- [Input records]
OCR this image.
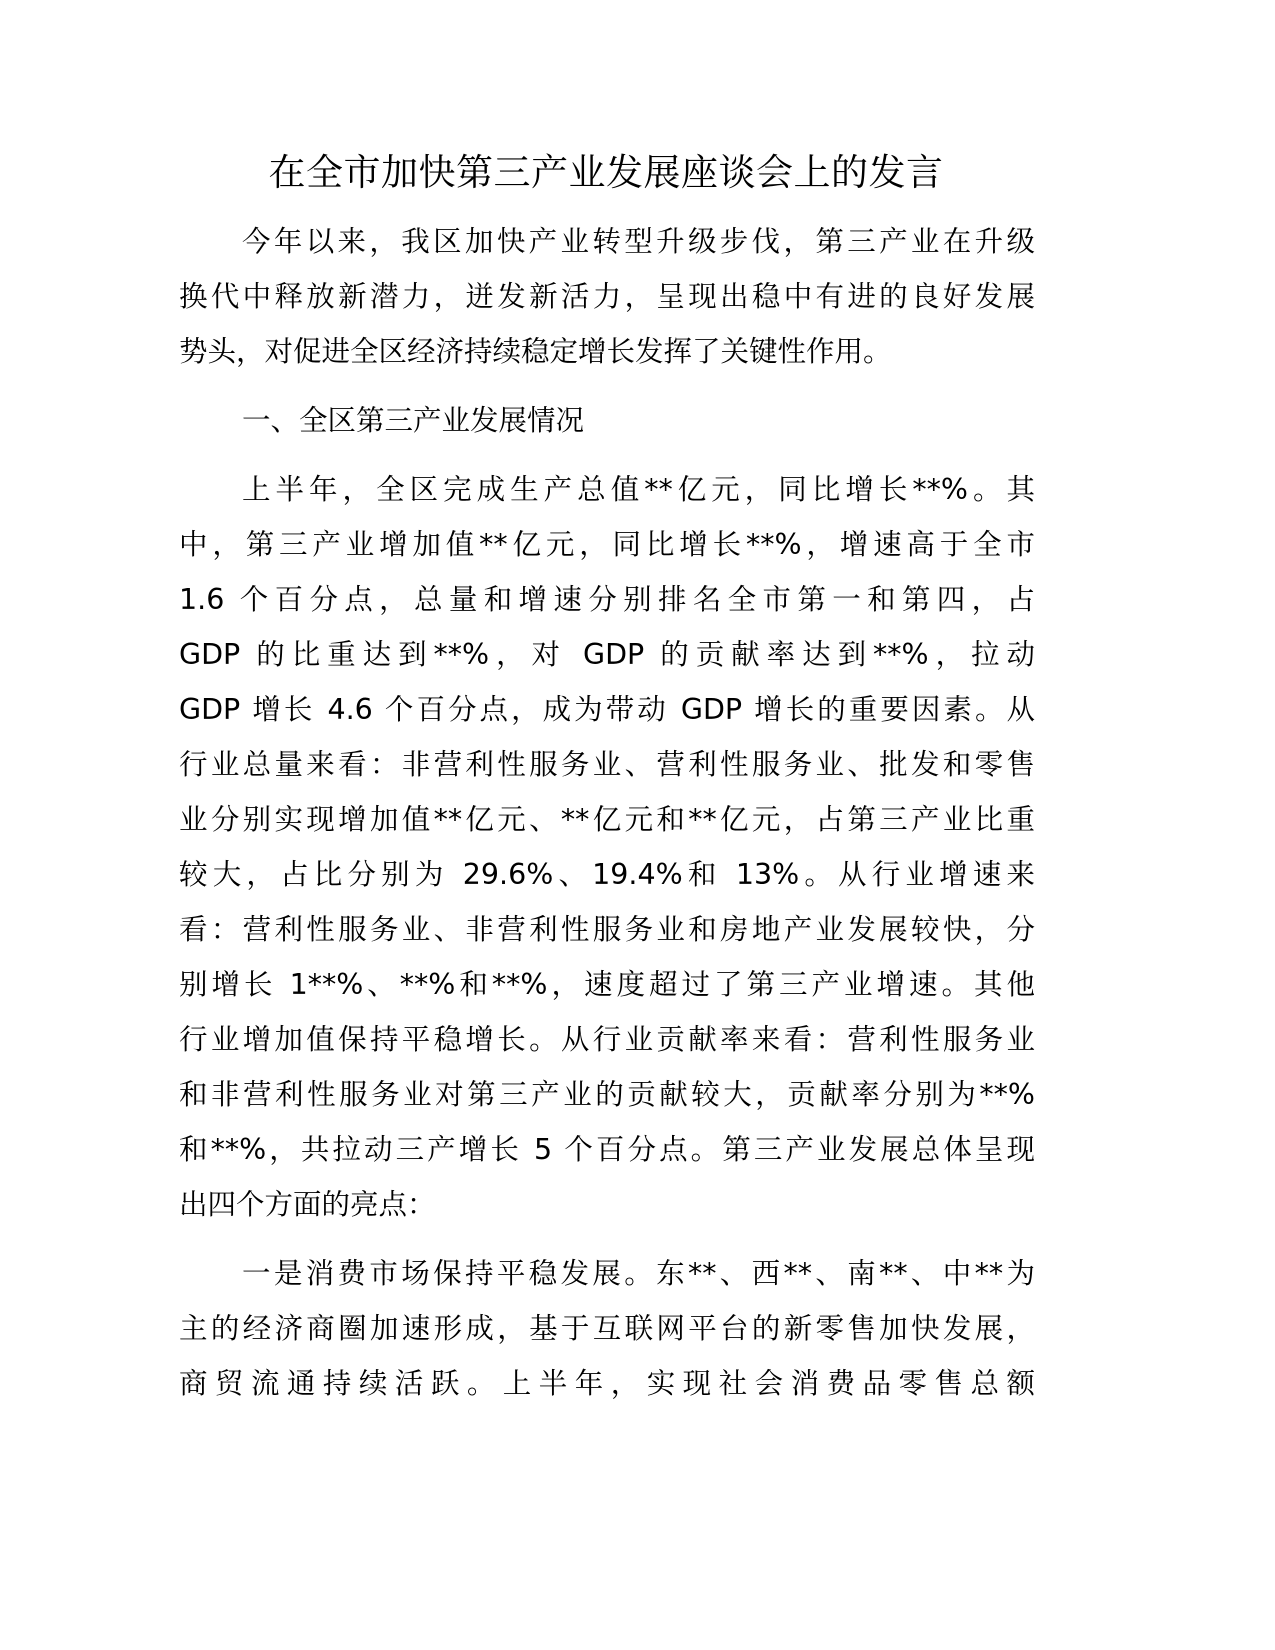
在全市加快第三产业发展座谈会上的发言
今年以来，我区加快产业转型升级步伐，第三产业在升级
换代中释放新潜力，迸发新活力，呈现出稳中有进的良好发展
势头，对促进全区经济持续稳定增长发挥了关键性作用。
一、全区第三产业发展情况
上半年，全区完成生产总值**亿元，同比增长**%。其
中，第三产业增加值**亿元，同比增长**%，增速高于全市
1.6 个百分点，总量和增速分别排名全市第一和第四，占
GDP 的比重达到**%，对 GDP 的贡献率达到**%，拉动
GDP 增长 4.6 个百分点，成为带动 GDP 增长的重要因素。从
行业总量来看：非营利性服务业、营利性服务业、批发和零售
业分别实现增加值**亿元、**亿元和**亿元，占第三产业比重
较大，占比分别为 29.6%、19.4%和 13%。从行业增速来
看：营利性服务业、非营利性服务业和房地产业发展较快，分
别增长 1**%、**%和**%，速度超过了第三产业增速。其他
行业增加值保持平稳增长。从行业贡献率来看：营利性服务业
和非营利性服务业对第三产业的贡献较大，贡献率分别为**%
和**%，共拉动三产增长 5 个百分点。第三产业发展总体呈现
出四个方面的亮点：
一是消费市场保持平稳发展。东**、西**、南**、中**为
主的经济商圈加速形成，基于互联网平台的新零售加快发展，
商贸流通持续活跃。上半年，实现社会消费品零售总额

- [Stated problem] Repeat each entry above word for word, leaving every picture out.

- [Written answer]
OCR this image.
在全市加快第三产业发展座谈会上的发言
今年以来，我区加快产业转型升级步伐，第三产业在升级
换代中释放新潜力，迸发新活力，呈现出稳中有进的良好发展
势头，对促进全区经济持续稳定增长发挥了关键性作用。
一、全区第三产业发展情况
上半年，全区完成生产总值**亿元，同比增长**%。其
中，第三产业增加值**亿元，同比增长**%，增速高于全市
1.6 个百分点，总量和增速分别排名全市第一和第四，占
GDP 的比重达到**%，对 GDP 的贡献率达到**%，拉动
GDP 增长 4.6 个百分点，成为带动 GDP 增长的重要因素。从
行业总量来看：非营利性服务业、营利性服务业、批发和零售
业分别实现增加值**亿元、**亿元和**亿元，占第三产业比重
较大，占比分别为 29.6%、19.4%和 13%。从行业增速来
看：营利性服务业、非营利性服务业和房地产业发展较快，分
别增长 1**%、**%和**%，速度超过了第三产业增速。其他
行业增加值保持平稳增长。从行业贡献率来看：营利性服务业
和非营利性服务业对第三产业的贡献较大，贡献率分别为**%
和**%，共拉动三产增长 5 个百分点。第三产业发展总体呈现
出四个方面的亮点：
一是消费市场保持平稳发展。东**、西**、南**、中**为
主的经济商圈加速形成，基于互联网平台的新零售加快发展，
商贸流通持续活跃。上半年，实现社会消费品零售总额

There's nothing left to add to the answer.